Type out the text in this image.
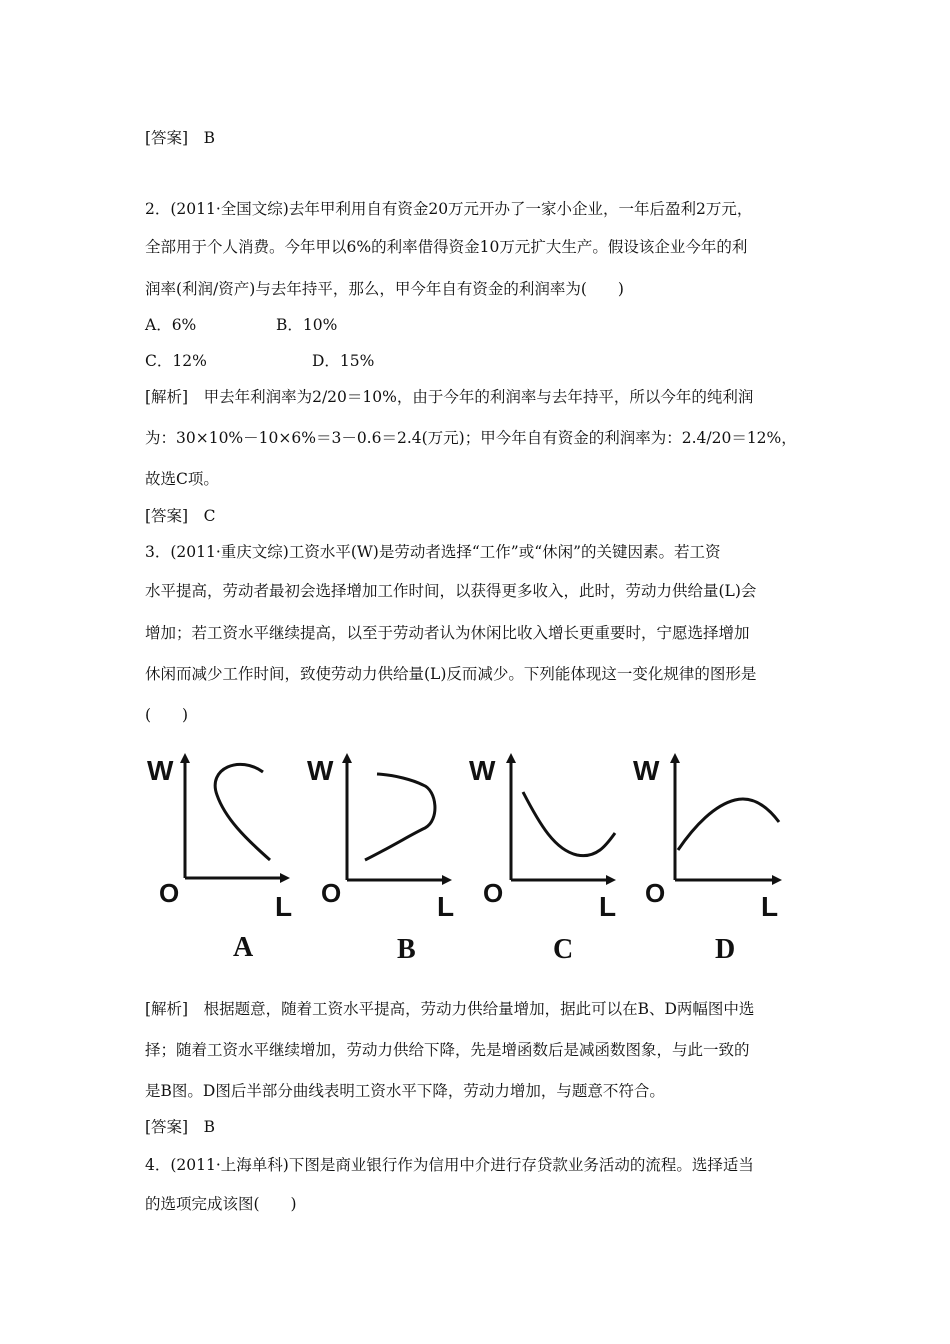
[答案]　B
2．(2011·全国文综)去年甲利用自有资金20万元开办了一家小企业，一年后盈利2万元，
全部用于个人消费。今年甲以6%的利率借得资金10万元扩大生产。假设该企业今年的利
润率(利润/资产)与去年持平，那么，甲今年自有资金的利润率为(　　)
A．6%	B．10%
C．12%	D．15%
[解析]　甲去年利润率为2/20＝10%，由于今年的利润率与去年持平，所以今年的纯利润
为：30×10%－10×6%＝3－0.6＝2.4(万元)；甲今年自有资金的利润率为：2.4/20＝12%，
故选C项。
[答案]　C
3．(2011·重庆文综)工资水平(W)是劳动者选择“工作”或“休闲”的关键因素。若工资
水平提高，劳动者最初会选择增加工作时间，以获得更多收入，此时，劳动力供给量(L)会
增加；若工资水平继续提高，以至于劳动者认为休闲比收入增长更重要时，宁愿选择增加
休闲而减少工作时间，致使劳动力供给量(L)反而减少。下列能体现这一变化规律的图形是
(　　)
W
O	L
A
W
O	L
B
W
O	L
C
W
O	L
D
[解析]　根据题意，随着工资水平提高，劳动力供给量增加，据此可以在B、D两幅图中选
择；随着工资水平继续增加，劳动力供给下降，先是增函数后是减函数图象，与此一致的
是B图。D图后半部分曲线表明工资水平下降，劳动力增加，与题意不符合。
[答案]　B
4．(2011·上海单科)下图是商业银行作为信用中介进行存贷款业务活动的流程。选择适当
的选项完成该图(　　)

──────

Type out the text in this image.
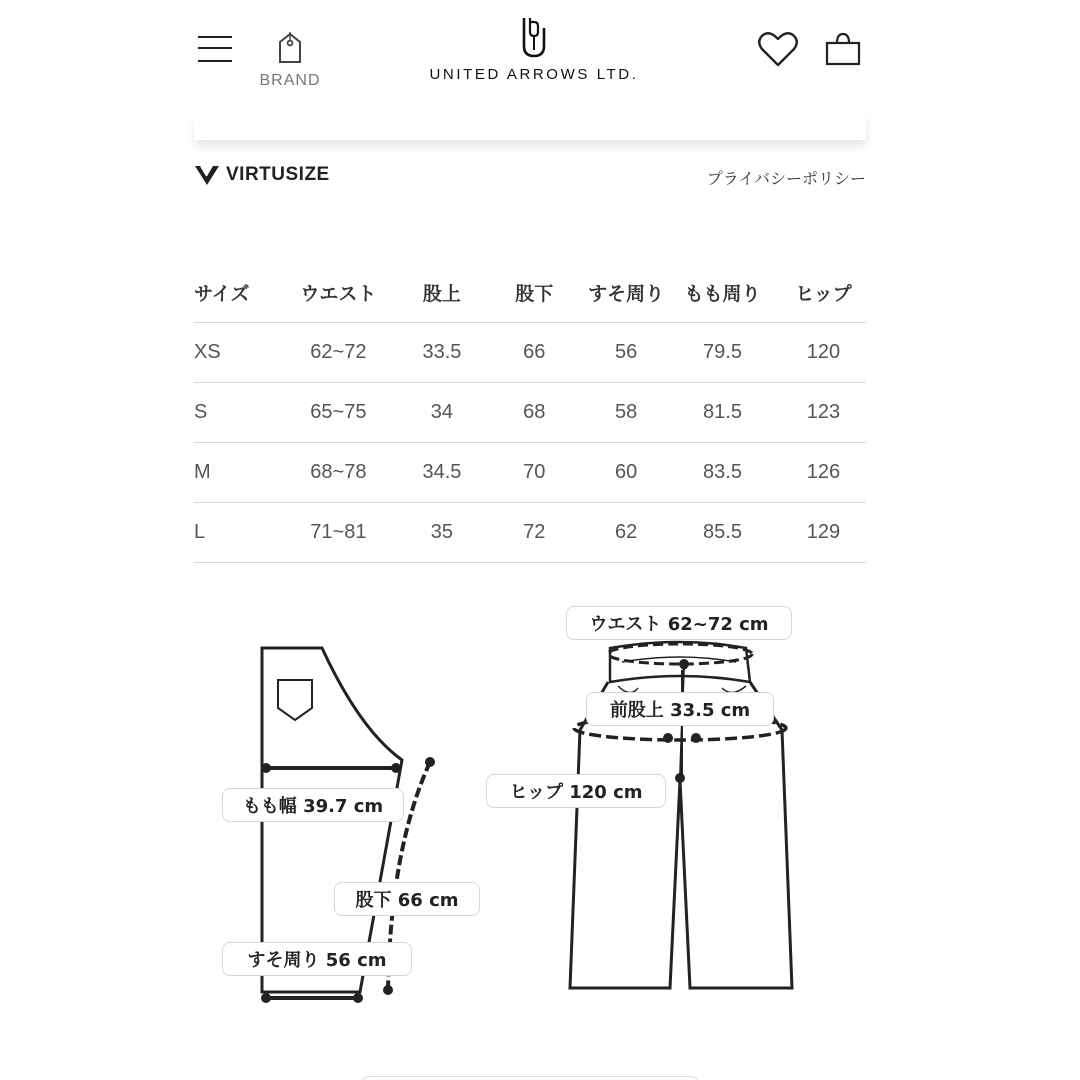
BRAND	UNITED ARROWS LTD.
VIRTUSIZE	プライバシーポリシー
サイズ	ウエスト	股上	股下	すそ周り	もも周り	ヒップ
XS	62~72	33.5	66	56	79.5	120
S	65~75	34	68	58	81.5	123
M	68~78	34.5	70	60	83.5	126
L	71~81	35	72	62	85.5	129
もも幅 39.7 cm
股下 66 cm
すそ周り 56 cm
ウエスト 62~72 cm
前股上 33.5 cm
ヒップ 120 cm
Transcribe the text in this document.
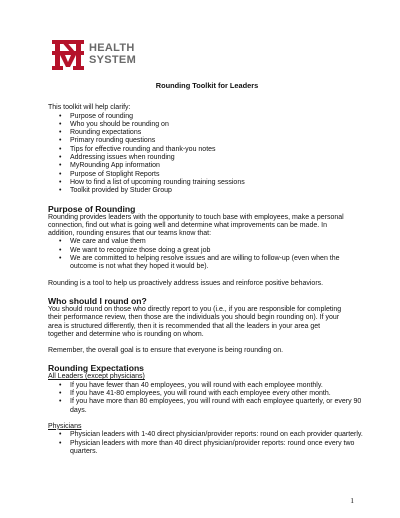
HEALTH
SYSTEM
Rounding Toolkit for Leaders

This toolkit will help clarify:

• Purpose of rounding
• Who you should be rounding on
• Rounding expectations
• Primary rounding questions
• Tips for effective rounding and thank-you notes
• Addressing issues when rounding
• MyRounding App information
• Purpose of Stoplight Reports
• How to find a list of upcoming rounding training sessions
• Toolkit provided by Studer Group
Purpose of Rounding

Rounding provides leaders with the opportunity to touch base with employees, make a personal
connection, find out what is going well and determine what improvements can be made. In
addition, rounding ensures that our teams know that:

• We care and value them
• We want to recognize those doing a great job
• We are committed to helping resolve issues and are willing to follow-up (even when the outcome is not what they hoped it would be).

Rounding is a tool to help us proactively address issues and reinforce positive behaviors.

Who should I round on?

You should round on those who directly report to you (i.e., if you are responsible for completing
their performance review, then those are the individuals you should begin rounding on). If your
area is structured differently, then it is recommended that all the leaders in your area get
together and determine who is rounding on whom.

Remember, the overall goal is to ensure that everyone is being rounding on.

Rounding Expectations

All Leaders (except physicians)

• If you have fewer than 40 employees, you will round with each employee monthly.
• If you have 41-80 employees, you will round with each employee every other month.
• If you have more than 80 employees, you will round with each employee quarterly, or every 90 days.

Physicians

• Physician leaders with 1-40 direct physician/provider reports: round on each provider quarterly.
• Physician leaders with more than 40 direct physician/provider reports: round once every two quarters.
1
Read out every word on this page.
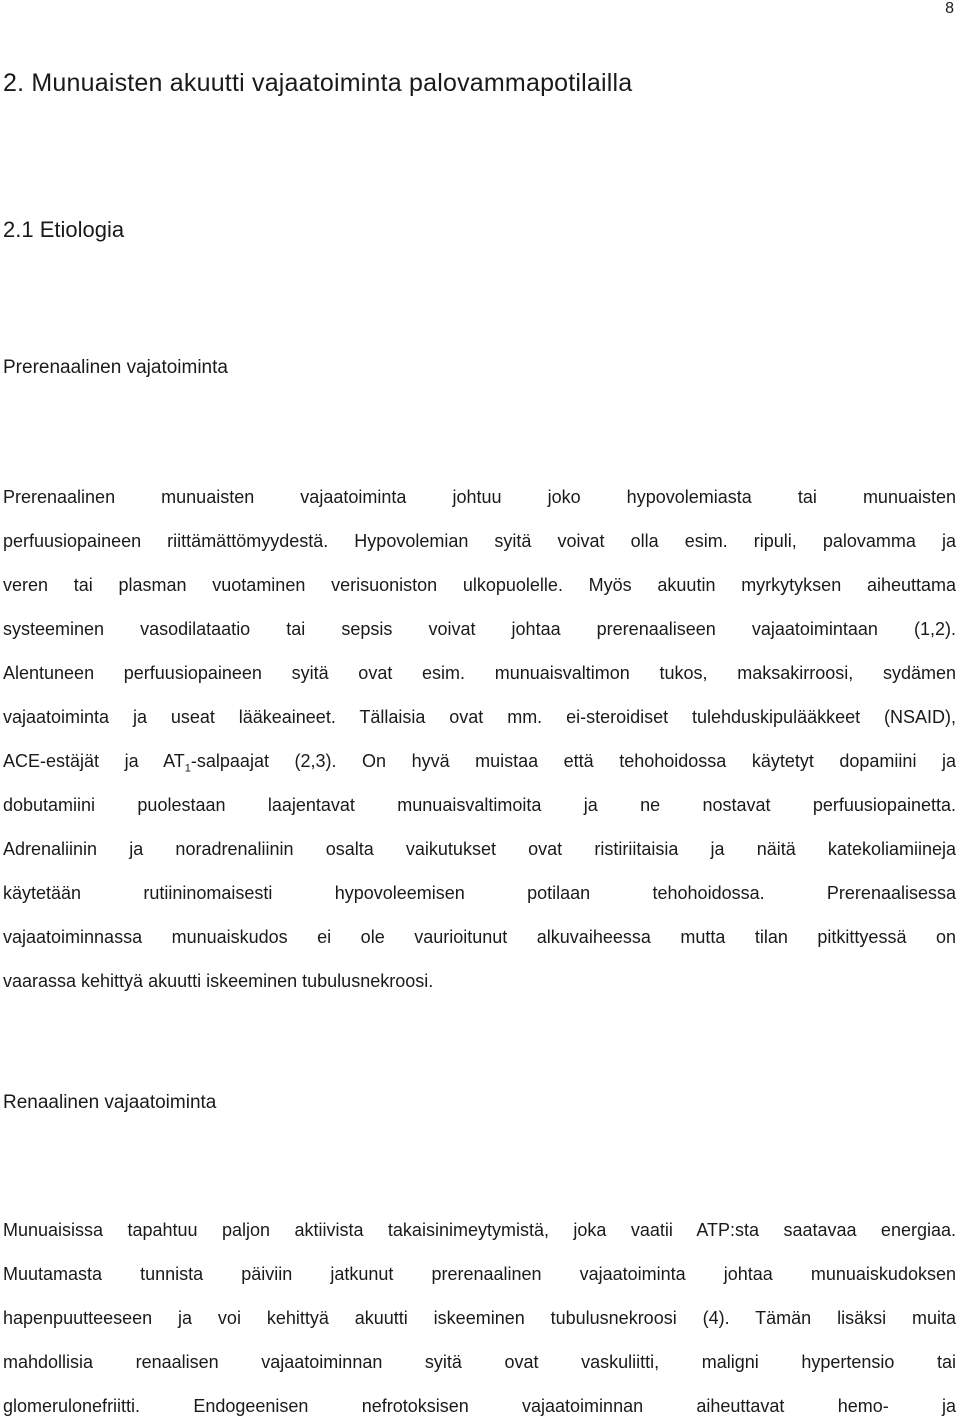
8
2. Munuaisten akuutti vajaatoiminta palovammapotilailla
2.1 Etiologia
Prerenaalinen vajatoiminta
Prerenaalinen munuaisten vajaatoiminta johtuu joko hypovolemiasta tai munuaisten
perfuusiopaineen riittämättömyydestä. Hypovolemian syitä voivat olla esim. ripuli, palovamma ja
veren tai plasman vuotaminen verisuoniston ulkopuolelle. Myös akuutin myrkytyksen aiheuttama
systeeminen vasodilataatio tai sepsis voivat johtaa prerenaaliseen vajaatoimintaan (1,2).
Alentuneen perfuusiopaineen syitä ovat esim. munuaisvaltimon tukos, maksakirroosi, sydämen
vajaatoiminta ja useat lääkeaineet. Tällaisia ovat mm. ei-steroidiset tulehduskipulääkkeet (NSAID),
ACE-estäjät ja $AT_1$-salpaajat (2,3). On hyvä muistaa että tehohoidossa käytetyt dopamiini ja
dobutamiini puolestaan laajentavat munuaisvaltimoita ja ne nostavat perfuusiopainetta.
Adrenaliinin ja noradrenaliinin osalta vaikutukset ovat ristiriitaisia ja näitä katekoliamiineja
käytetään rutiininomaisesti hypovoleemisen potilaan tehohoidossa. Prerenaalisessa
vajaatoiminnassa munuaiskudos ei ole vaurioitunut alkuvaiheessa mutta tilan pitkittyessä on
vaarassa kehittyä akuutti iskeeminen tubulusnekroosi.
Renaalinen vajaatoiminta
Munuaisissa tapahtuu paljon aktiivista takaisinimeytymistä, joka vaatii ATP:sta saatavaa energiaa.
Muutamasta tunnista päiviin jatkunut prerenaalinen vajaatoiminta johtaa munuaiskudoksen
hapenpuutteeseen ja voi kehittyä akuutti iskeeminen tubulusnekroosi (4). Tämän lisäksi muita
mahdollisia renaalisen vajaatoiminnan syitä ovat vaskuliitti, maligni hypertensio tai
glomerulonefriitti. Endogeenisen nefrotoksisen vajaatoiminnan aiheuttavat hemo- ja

──────

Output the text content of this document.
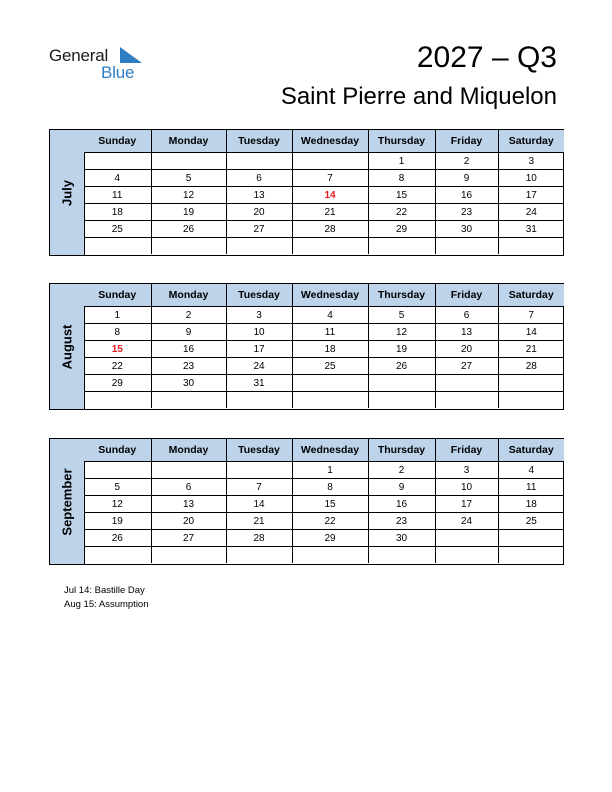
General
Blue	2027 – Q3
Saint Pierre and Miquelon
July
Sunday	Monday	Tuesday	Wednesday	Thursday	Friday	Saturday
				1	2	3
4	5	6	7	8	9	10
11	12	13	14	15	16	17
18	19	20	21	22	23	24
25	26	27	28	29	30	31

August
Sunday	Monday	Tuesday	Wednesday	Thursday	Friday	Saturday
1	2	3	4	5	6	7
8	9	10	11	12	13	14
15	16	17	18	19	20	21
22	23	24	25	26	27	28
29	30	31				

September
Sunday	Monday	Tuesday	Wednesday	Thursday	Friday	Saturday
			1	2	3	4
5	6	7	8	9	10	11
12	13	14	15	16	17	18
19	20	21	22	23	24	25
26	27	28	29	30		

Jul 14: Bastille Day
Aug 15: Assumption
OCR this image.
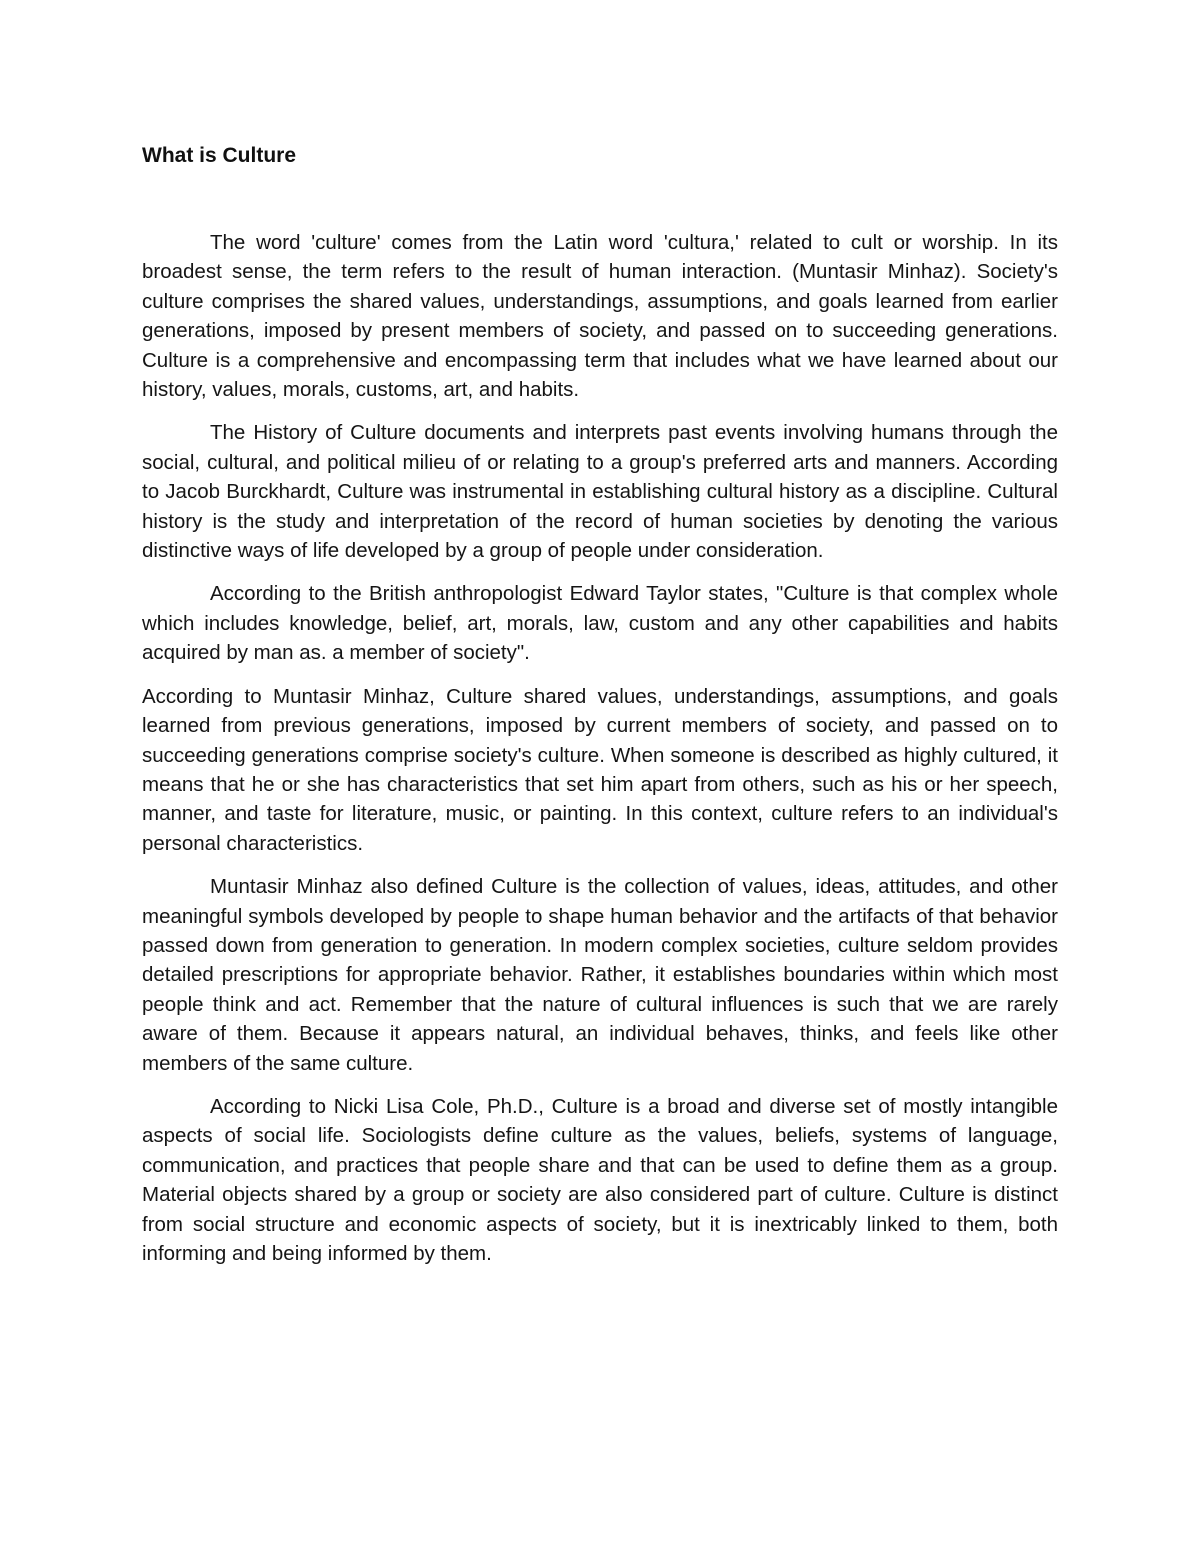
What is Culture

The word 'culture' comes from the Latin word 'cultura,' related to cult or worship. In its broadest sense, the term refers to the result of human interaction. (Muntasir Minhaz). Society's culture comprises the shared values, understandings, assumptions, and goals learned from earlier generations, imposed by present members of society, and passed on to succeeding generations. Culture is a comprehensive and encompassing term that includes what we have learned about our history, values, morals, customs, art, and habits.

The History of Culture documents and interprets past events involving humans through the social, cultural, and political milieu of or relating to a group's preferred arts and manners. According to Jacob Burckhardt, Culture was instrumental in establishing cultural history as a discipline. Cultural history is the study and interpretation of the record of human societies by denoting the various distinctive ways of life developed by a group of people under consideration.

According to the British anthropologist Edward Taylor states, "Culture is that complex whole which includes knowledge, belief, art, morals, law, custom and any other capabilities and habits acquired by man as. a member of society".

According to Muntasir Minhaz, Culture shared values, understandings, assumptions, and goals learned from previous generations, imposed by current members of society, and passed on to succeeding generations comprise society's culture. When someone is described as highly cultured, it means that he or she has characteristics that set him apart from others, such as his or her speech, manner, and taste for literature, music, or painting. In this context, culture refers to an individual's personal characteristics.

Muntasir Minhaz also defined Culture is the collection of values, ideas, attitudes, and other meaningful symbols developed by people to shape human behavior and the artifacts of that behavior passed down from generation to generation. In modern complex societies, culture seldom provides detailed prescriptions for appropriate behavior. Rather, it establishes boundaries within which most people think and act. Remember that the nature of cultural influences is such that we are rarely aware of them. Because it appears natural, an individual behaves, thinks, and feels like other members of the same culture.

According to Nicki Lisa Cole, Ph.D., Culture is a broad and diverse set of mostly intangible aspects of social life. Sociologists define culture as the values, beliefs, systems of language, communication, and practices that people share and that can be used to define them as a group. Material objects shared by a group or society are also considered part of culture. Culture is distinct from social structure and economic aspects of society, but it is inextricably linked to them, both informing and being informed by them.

──────

* DESCRIPTION OF THE TASK
Isolate each line of the listing above that includes "tehohoidossa". Copy it.

* ANSWER BELOW
ACE-estäjät ja $AT_1$-salpaajat (2,3). On hyvä muistaa että tehohoidossa käytetyt dopamiini ja
käytetään rutiininomaisesti hypovoleemisen potilaan tehohoidossa. Prerenaalisessa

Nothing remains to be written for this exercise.